» Consignes
1) Indiquez si chacune des affirmations suivantes concorde avec l'extrait sur l'influence chrétienne, en répondant par oui ou par non et en citant les mots décisifs de l'extrait. (a) La théorie du big bang et la physique quantique créent des ponts entre la société et la culture chrétienne. (b) La légende du catholicisme méprisant cette terre est conforme aux faits de l'histoire. (c) Emmanuel Todd comprend le catholicisme.
2) Rédigez la suite de l'extrait sur l'influence chrétienne après sa dernière phrase.
===== Extrait du texte
Beaucoup d'autres critères jouent et contre jouent sur la question de l'influence chrétienne.
Par ex. la théorie du big bang et la physique quantique influencent les scientifiques et créent des liens/ponts entre la société et la culture chrétienne qui s'en trouve renforcée.

Stevenson


[ PP à S.
- Je comprends que l'on souhaite mettre en lumière ce qui pourrait rester "catholique" dans les réflexes des habitants déchristianisés de l'Hexagone ; mais je ne partage pas cet optimisme. Le parfum du vase vide a fini par s'évaporer. La population est à évangéliser à zéro : c'est même le principe de la "nouvelle évangélisation".
- D'autre part, la légende du catholicisme méprisant cette terre pour ne penser qu'au ciel est une vieille lune du XIXe siècle, reprise au XXe par la droite libérale (cf. 'Le Mal français' d'Alain Peyrefitte) mais contraire aux faits de l'histoire...
- Il y a par ailleurs le dernier livre d'Emmanuel Todd, qui repose sur le concept de "catholiques zombies" ; Todd a de grands mérites mais ne connaît pas et ne comprend pas le catholicisme. ]

réponse au commentaire

Écrit par : stevenson / | 22/10/2015

INCOHÉRENCES

> Quel tissu d'incohérences que les propos de de M. Ferry !
==========
===== Bloc de données
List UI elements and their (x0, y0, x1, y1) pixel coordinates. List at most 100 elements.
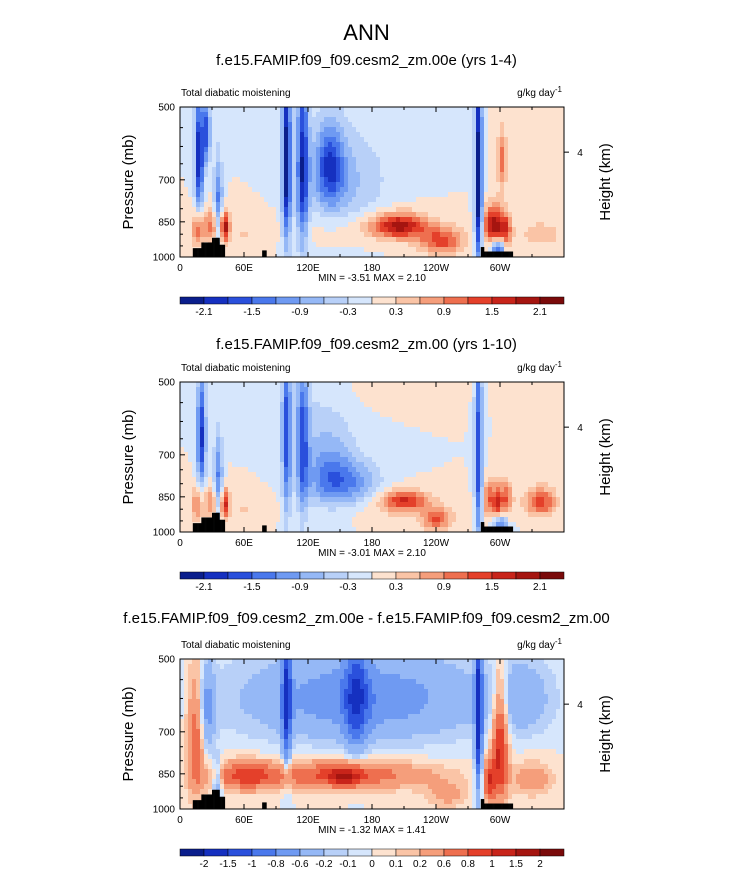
==========
» Réponses par consigne
1)
(a) Oui : « la théorie du big bang et la physique quantique influencent les scientifiques et créent des liens/ponts entre la société et la culture chrétienne ».
(b) Non : « contraire aux faits de l'histoire ».
(c) Non : « ne connaît pas et ne comprend pas le catholicisme ».

2)
Après avoir affirmé qu' "en Europe, et particulièrement en France, nous sommes guidés par une culture chrétienne, qui plus est catholique", il cite comme "grandes traditions spirituelles qui ont fait l'Occident" la tradition grecque, la tradition juive et la tradition protestante. En toute logique, l'Europe (et la France en particulier) ne fait donc pas partie de l'Occident, notion d'ailleurs floue.
"A contrario, dans la tradition catholique, la richesse est un obstacle à l'entrée au paradis", ajoute doctement M. Ferry, après avoir vanté l'apport des trois susnommées traditions. Les traditions catholique et protestante reposant sur les Evangiles (et il faut supposer que M. Ferry fait allusion au passage où Jésus évoque le chas d'une aiguille...), comment fondamentalement les opposer à ce sujet ? M. Ferry devrait, avant de jeter quelques clichés bien éculés, consulter quelques catholiques et quelques protestants.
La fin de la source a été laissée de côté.